§ Brief
Keep the wording of every entry exactly as it is while leaving the pictures out of your copy.

====== Data supplied

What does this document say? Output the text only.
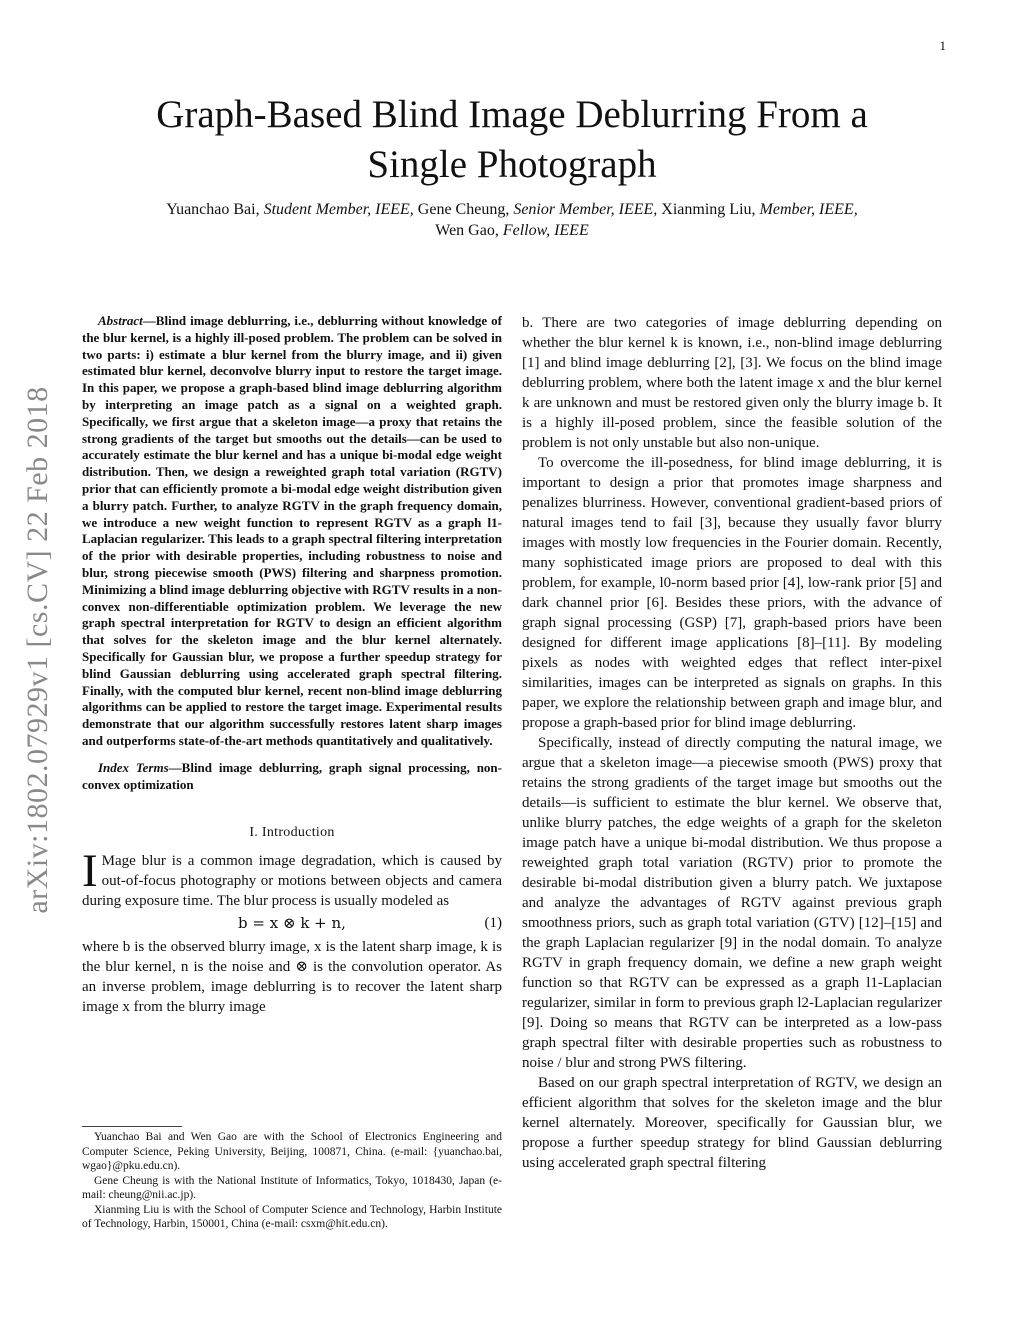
1
arXiv:1802.07929v1 [cs.CV] 22 Feb 2018
Graph-Based Blind Image Deblurring From a
Single Photograph
Yuanchao Bai, Student Member, IEEE, Gene Cheung, Senior Member, IEEE, Xianming Liu, Member, IEEE,
Wen Gao, Fellow, IEEE

Abstract—Blind image deblurring, i.e., deblurring without knowledge of the blur kernel, is a highly ill-posed problem. The problem can be solved in two parts: i) estimate a blur kernel from the blurry image, and ii) given estimated blur kernel, deconvolve blurry input to restore the target image. In this paper, we propose a graph-based blind image deblurring algorithm by interpreting an image patch as a signal on a weighted graph. Specifically, we first argue that a skeleton image—a proxy that retains the strong gradients of the target but smooths out the details—can be used to accurately estimate the blur kernel and has a unique bi-modal edge weight distribution. Then, we design a reweighted graph total variation (RGTV) prior that can efficiently promote a bi-modal edge weight distribution given a blurry patch. Further, to analyze RGTV in the graph frequency domain, we introduce a new weight function to represent RGTV as a graph l1-Laplacian regularizer. This leads to a graph spectral filtering interpretation of the prior with desirable properties, including robustness to noise and blur, strong piecewise smooth (PWS) filtering and sharpness promotion. Minimizing a blind image deblurring objective with RGTV results in a non-convex non-differentiable optimization problem. We leverage the new graph spectral interpretation for RGTV to design an efficient algorithm that solves for the skeleton image and the blur kernel alternately. Specifically for Gaussian blur, we propose a further speedup strategy for blind Gaussian deblurring using accelerated graph spectral filtering. Finally, with the computed blur kernel, recent non-blind image deblurring algorithms can be applied to restore the target image. Experimental results demonstrate that our algorithm successfully restores latent sharp images and outperforms state-of-the-art methods quantitatively and qualitatively.

Index Terms—Blind image deblurring, graph signal processing, non-convex optimization

I. Introduction

I Mage blur is a common image degradation, which is caused by out-of-focus photography or motions between objects and camera during exposure time. The blur process is usually modeled as

b = x ⊗ k + n,	(1)

where b is the observed blurry image, x is the latent sharp image, k is the blur kernel, n is the noise and ⊗ is the convolution operator. As an inverse problem, image deblurring is to recover the latent sharp image x from the blurry image

Yuanchao Bai and Wen Gao are with the School of Electronics Engineering and Computer Science, Peking University, Beijing, 100871, China. (e-mail: {yuanchao.bai, wgao}@pku.edu.cn).

Gene Cheung is with the National Institute of Informatics, Tokyo, 1018430, Japan (e-mail: cheung@nii.ac.jp).

Xianming Liu is with the School of Computer Science and Technology, Harbin Institute of Technology, Harbin, 150001, China (e-mail: csxm@hit.edu.cn).

b. There are two categories of image deblurring depending on whether the blur kernel k is known, i.e., non-blind image deblurring [1] and blind image deblurring [2], [3]. We focus on the blind image deblurring problem, where both the latent image x and the blur kernel k are unknown and must be restored given only the blurry image b. It is a highly ill-posed problem, since the feasible solution of the problem is not only unstable but also non-unique.

To overcome the ill-posedness, for blind image deblurring, it is important to design a prior that promotes image sharpness and penalizes blurriness. However, conventional gradient-based priors of natural images tend to fail [3], because they usually favor blurry images with mostly low frequencies in the Fourier domain. Recently, many sophisticated image priors are proposed to deal with this problem, for example, l0-norm based prior [4], low-rank prior [5] and dark channel prior [6]. Besides these priors, with the advance of graph signal processing (GSP) [7], graph-based priors have been designed for different image applications [8]–[11]. By modeling pixels as nodes with weighted edges that reflect inter-pixel similarities, images can be interpreted as signals on graphs. In this paper, we explore the relationship between graph and image blur, and propose a graph-based prior for blind image deblurring.

Specifically, instead of directly computing the natural image, we argue that a skeleton image—a piecewise smooth (PWS) proxy that retains the strong gradients of the target image but smooths out the details—is sufficient to estimate the blur kernel. We observe that, unlike blurry patches, the edge weights of a graph for the skeleton image patch have a unique bi-modal distribution. We thus propose a reweighted graph total variation (RGTV) prior to promote the desirable bi-modal distribution given a blurry patch. We juxtapose and analyze the advantages of RGTV against previous graph smoothness priors, such as graph total variation (GTV) [12]–[15] and the graph Laplacian regularizer [9] in the nodal domain. To analyze RGTV in graph frequency domain, we define a new graph weight function so that RGTV can be expressed as a graph l1-Laplacian regularizer, similar in form to previous graph l2-Laplacian regularizer [9]. Doing so means that RGTV can be interpreted as a low-pass graph spectral filter with desirable properties such as robustness to noise / blur and strong PWS filtering.

Based on our graph spectral interpretation of RGTV, we design an efficient algorithm that solves for the skeleton image and the blur kernel alternately. Moreover, specifically for Gaussian blur, we propose a further speedup strategy for blind Gaussian deblurring using accelerated graph spectral filtering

============

§ Written answer
What does this document say? Output the text only.
1
arXiv:1802.07929v1 [cs.CV] 22 Feb 2018
Graph-Based Blind Image Deblurring From a
Single Photograph
Yuanchao Bai, Student Member, IEEE, Gene Cheung, Senior Member, IEEE, Xianming Liu, Member, IEEE,
Wen Gao, Fellow, IEEE

Abstract—Blind image deblurring, i.e., deblurring without knowledge of the blur kernel, is a highly ill-posed problem. The problem can be solved in two parts: i) estimate a blur kernel from the blurry image, and ii) given estimated blur kernel, deconvolve blurry input to restore the target image. In this paper, we propose a graph-based blind image deblurring algorithm by interpreting an image patch as a signal on a weighted graph. Specifically, we first argue that a skeleton image—a proxy that retains the strong gradients of the target but smooths out the details—can be used to accurately estimate the blur kernel and has a unique bi-modal edge weight distribution. Then, we design a reweighted graph total variation (RGTV) prior that can efficiently promote a bi-modal edge weight distribution given a blurry patch. Further, to analyze RGTV in the graph frequency domain, we introduce a new weight function to represent RGTV as a graph l1-Laplacian regularizer. This leads to a graph spectral filtering interpretation of the prior with desirable properties, including robustness to noise and blur, strong piecewise smooth (PWS) filtering and sharpness promotion. Minimizing a blind image deblurring objective with RGTV results in a non-convex non-differentiable optimization problem. We leverage the new graph spectral interpretation for RGTV to design an efficient algorithm that solves for the skeleton image and the blur kernel alternately. Specifically for Gaussian blur, we propose a further speedup strategy for blind Gaussian deblurring using accelerated graph spectral filtering. Finally, with the computed blur kernel, recent non-blind image deblurring algorithms can be applied to restore the target image. Experimental results demonstrate that our algorithm successfully restores latent sharp images and outperforms state-of-the-art methods quantitatively and qualitatively.

Index Terms—Blind image deblurring, graph signal processing, non-convex optimization

I. Introduction

I Mage blur is a common image degradation, which is caused by out-of-focus photography or motions between objects and camera during exposure time. The blur process is usually modeled as

b = x ⊗ k + n,	(1)

where b is the observed blurry image, x is the latent sharp image, k is the blur kernel, n is the noise and ⊗ is the convolution operator. As an inverse problem, image deblurring is to recover the latent sharp image x from the blurry image

Yuanchao Bai and Wen Gao are with the School of Electronics Engineering and Computer Science, Peking University, Beijing, 100871, China. (e-mail: {yuanchao.bai, wgao}@pku.edu.cn).

Gene Cheung is with the National Institute of Informatics, Tokyo, 1018430, Japan (e-mail: cheung@nii.ac.jp).

Xianming Liu is with the School of Computer Science and Technology, Harbin Institute of Technology, Harbin, 150001, China (e-mail: csxm@hit.edu.cn).

b. There are two categories of image deblurring depending on whether the blur kernel k is known, i.e., non-blind image deblurring [1] and blind image deblurring [2], [3]. We focus on the blind image deblurring problem, where both the latent image x and the blur kernel k are unknown and must be restored given only the blurry image b. It is a highly ill-posed problem, since the feasible solution of the problem is not only unstable but also non-unique.

To overcome the ill-posedness, for blind image deblurring, it is important to design a prior that promotes image sharpness and penalizes blurriness. However, conventional gradient-based priors of natural images tend to fail [3], because they usually favor blurry images with mostly low frequencies in the Fourier domain. Recently, many sophisticated image priors are proposed to deal with this problem, for example, l0-norm based prior [4], low-rank prior [5] and dark channel prior [6]. Besides these priors, with the advance of graph signal processing (GSP) [7], graph-based priors have been designed for different image applications [8]–[11]. By modeling pixels as nodes with weighted edges that reflect inter-pixel similarities, images can be interpreted as signals on graphs. In this paper, we explore the relationship between graph and image blur, and propose a graph-based prior for blind image deblurring.

Specifically, instead of directly computing the natural image, we argue that a skeleton image—a piecewise smooth (PWS) proxy that retains the strong gradients of the target image but smooths out the details—is sufficient to estimate the blur kernel. We observe that, unlike blurry patches, the edge weights of a graph for the skeleton image patch have a unique bi-modal distribution. We thus propose a reweighted graph total variation (RGTV) prior to promote the desirable bi-modal distribution given a blurry patch. We juxtapose and analyze the advantages of RGTV against previous graph smoothness priors, such as graph total variation (GTV) [12]–[15] and the graph Laplacian regularizer [9] in the nodal domain. To analyze RGTV in graph frequency domain, we define a new graph weight function so that RGTV can be expressed as a graph l1-Laplacian regularizer, similar in form to previous graph l2-Laplacian regularizer [9]. Doing so means that RGTV can be interpreted as a low-pass graph spectral filter with desirable properties such as robustness to noise / blur and strong PWS filtering.

Based on our graph spectral interpretation of RGTV, we design an efficient algorithm that solves for the skeleton image and the blur kernel alternately. Moreover, specifically for Gaussian blur, we propose a further speedup strategy for blind Gaussian deblurring using accelerated graph spectral filtering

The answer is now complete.